Goal. Reproduce every entry exactly, without alteration.

Records to process.
------------
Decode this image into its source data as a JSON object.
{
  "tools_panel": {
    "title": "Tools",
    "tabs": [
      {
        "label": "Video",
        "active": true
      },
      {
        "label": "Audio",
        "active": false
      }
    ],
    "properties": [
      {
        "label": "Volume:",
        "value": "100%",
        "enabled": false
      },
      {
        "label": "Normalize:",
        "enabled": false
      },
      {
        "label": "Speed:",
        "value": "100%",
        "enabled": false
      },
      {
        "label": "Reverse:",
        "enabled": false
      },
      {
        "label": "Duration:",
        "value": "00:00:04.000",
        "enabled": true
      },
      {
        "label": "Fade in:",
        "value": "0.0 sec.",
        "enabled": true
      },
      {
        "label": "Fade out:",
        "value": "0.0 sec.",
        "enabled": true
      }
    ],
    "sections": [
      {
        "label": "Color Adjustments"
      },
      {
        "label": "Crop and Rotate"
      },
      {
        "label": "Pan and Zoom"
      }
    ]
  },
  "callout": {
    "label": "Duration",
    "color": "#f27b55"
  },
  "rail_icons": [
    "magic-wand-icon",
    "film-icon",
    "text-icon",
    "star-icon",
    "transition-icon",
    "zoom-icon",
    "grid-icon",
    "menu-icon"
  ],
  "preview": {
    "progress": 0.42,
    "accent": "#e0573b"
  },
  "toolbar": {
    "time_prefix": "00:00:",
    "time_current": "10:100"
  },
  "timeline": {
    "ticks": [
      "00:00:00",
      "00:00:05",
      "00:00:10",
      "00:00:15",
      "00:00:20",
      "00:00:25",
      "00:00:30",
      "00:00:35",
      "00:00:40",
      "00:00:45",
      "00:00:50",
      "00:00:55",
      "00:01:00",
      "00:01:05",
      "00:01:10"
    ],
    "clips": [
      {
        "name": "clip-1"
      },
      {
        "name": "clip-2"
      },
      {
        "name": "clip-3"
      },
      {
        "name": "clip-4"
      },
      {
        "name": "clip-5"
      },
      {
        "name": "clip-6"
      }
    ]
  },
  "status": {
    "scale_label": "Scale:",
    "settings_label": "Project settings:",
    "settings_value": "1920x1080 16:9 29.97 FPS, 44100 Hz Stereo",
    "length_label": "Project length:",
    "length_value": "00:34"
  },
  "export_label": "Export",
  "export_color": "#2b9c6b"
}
------------
Output of the task.
Decode this image into its source data as a JSON object.
{
  "tools_panel": {
    "title": "Tools",
    "tabs": [
      {
        "label": "Video",
        "active": true
      },
      {
        "label": "Audio",
        "active": false
      }
    ],
    "properties": [
      {
        "label": "Volume:",
        "value": "100%",
        "enabled": false
      },
      {
        "label": "Normalize:",
        "enabled": false
      },
      {
        "label": "Speed:",
        "value": "100%",
        "enabled": false
      },
      {
        "label": "Reverse:",
        "enabled": false
      },
      {
        "label": "Duration:",
        "value": "00:00:04.000",
        "enabled": true
      },
      {
        "label": "Fade in:",
        "value": "0.0 sec.",
        "enabled": true
      },
      {
        "label": "Fade out:",
        "value": "0.0 sec.",
        "enabled": true
      }
    ],
    "sections": [
      {
        "label": "Color Adjustments"
      },
      {
        "label": "Crop and Rotate"
      },
      {
        "label": "Pan and Zoom"
      }
    ]
  },
  "callout": {
    "label": "Duration",
    "color": "#f27b55"
  },
  "rail_icons": [
    "magic-wand-icon",
    "film-icon",
    "text-icon",
    "star-icon",
    "transition-icon",
    "zoom-icon",
    "grid-icon",
    "menu-icon"
  ],
  "preview": {
    "progress": 0.42,
    "accent": "#e0573b"
  },
  "toolbar": {
    "time_prefix": "00:00:",
    "time_current": "10:100"
  },
  "timeline": {
    "ticks": [
      "00:00:00",
      "00:00:05",
      "00:00:10",
      "00:00:15",
      "00:00:20",
      "00:00:25",
      "00:00:30",
      "00:00:35",
      "00:00:40",
      "00:00:45",
      "00:00:50",
      "00:00:55",
      "00:01:00",
      "00:01:05",
      "00:01:10"
    ],
    "clips": [
      {
        "name": "clip-1"
      },
      {
        "name": "clip-2"
      },
      {
        "name": "clip-3"
      },
      {
        "name": "clip-4"
      },
      {
        "name": "clip-5"
      },
      {
        "name": "clip-6"
      }
    ]
  },
  "status": {
    "scale_label": "Scale:",
    "settings_label": "Project settings:",
    "settings_value": "1920x1080 16:9 29.97 FPS, 44100 Hz Stereo",
    "length_label": "Project length:",
    "length_value": "00:34"
  },
  "export_label": "Export",
  "export_color": "#2b9c6b"
}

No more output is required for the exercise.